[Direction] Write out the records below word for word, please.

[Supplied entries]
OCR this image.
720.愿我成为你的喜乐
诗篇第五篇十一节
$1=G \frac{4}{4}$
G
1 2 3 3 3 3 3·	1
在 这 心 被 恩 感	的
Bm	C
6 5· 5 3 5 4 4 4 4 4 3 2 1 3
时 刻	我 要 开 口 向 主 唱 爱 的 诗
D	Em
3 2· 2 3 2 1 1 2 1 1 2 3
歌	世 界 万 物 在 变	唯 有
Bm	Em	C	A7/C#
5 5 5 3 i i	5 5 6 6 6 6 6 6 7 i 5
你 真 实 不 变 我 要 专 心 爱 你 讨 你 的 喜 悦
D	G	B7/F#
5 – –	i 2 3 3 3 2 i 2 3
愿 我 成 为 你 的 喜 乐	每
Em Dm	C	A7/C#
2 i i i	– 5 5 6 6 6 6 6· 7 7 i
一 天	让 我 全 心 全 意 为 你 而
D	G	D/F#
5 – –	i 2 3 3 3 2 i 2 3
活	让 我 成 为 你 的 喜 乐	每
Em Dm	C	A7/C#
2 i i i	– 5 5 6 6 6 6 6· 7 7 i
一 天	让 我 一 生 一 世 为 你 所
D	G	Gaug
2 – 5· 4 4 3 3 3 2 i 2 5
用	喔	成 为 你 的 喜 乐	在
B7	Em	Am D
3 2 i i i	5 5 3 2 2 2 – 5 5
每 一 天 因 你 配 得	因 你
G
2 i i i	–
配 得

[Written solution]
OCR this image.
720.愿我成为你的喜乐
诗篇第五篇十一节
$1=G \frac{4}{4}$
G
1 2 3 3 3 3 3·	1
在 这 心 被 恩 感	的
Bm	C
6 5· 5 3 5 4 4 4 4 4 3 2 1 3
时 刻	我 要 开 口 向 主 唱 爱 的 诗
D	Em
3 2· 2 3 2 1 1 2 1 1 2 3
歌	世 界 万 物 在 变	唯 有
Bm	Em	C	A7/C#
5 5 5 3 i i	5 5 6 6 6 6 6 6 7 i 5
你 真 实 不 变 我 要 专 心 爱 你 讨 你 的 喜 悦
D	G	B7/F#
5 – –	i 2 3 3 3 2 i 2 3
愿 我 成 为 你 的 喜 乐	每
Em Dm	C	A7/C#
2 i i i	– 5 5 6 6 6 6 6· 7 7 i
一 天	让 我 全 心 全 意 为 你 而
D	G	D/F#
5 – –	i 2 3 3 3 2 i 2 3
活	让 我 成 为 你 的 喜 乐	每
Em Dm	C	A7/C#
2 i i i	– 5 5 6 6 6 6 6· 7 7 i
一 天	让 我 一 生 一 世 为 你 所
D	G	Gaug
2 – 5· 4 4 3 3 3 2 i 2 5
用	喔	成 为 你 的 喜 乐	在
B7	Em	Am D
3 2 i i i	5 5 3 2 2 2 – 5 5
每 一 天 因 你 配 得	因 你
G
2 i i i	–
配 得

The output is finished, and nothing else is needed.